[Records from a collection of figures]
◇ ◇ ◇ ◇ ◇

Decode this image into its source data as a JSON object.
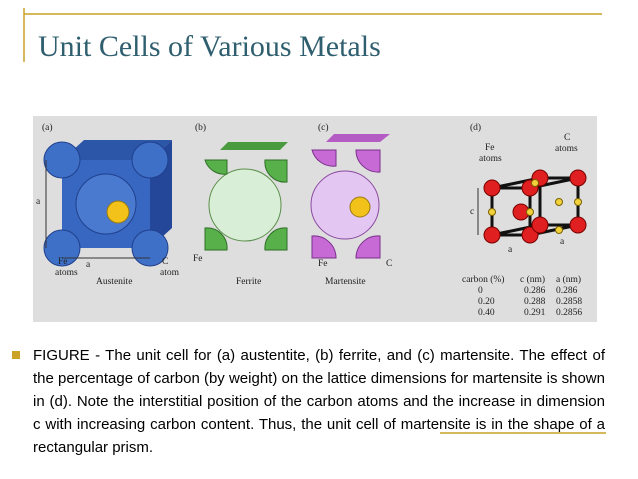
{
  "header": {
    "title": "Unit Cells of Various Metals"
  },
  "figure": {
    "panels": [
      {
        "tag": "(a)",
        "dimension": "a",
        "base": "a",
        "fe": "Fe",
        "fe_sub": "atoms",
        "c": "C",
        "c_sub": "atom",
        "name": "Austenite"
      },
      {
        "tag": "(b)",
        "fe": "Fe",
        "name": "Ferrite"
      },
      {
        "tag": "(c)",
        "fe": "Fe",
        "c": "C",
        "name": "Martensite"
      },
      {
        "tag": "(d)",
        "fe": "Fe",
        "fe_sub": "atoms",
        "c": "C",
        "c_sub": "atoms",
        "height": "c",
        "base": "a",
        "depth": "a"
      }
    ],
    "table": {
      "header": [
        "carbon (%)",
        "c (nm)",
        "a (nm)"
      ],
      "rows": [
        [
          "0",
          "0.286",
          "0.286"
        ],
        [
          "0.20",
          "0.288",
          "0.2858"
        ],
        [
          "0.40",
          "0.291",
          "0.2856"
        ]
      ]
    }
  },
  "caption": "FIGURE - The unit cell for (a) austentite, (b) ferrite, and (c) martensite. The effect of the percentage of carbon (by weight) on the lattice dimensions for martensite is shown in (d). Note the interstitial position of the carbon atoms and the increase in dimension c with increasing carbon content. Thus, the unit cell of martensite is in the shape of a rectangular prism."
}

◇ ◇ ◇ ◇ ◇

Task statement | Omit every picture while printing the data word for word.

Answer below |
Decode this image into its source data as a JSON object.
{
  "header": {
    "title": "Unit Cells of Various Metals"
  },
  "figure": {
    "panels": [
      {
        "tag": "(a)",
        "dimension": "a",
        "base": "a",
        "fe": "Fe",
        "fe_sub": "atoms",
        "c": "C",
        "c_sub": "atom",
        "name": "Austenite"
      },
      {
        "tag": "(b)",
        "fe": "Fe",
        "name": "Ferrite"
      },
      {
        "tag": "(c)",
        "fe": "Fe",
        "c": "C",
        "name": "Martensite"
      },
      {
        "tag": "(d)",
        "fe": "Fe",
        "fe_sub": "atoms",
        "c": "C",
        "c_sub": "atoms",
        "height": "c",
        "base": "a",
        "depth": "a"
      }
    ],
    "table": {
      "header": [
        "carbon (%)",
        "c (nm)",
        "a (nm)"
      ],
      "rows": [
        [
          "0",
          "0.286",
          "0.286"
        ],
        [
          "0.20",
          "0.288",
          "0.2858"
        ],
        [
          "0.40",
          "0.291",
          "0.2856"
        ]
      ]
    }
  },
  "caption": "FIGURE - The unit cell for (a) austentite, (b) ferrite, and (c) martensite. The effect of the percentage of carbon (by weight) on the lattice dimensions for martensite is shown in (d). Note the interstitial position of the carbon atoms and the increase in dimension c with increasing carbon content. Thus, the unit cell of martensite is in the shape of a rectangular prism."
}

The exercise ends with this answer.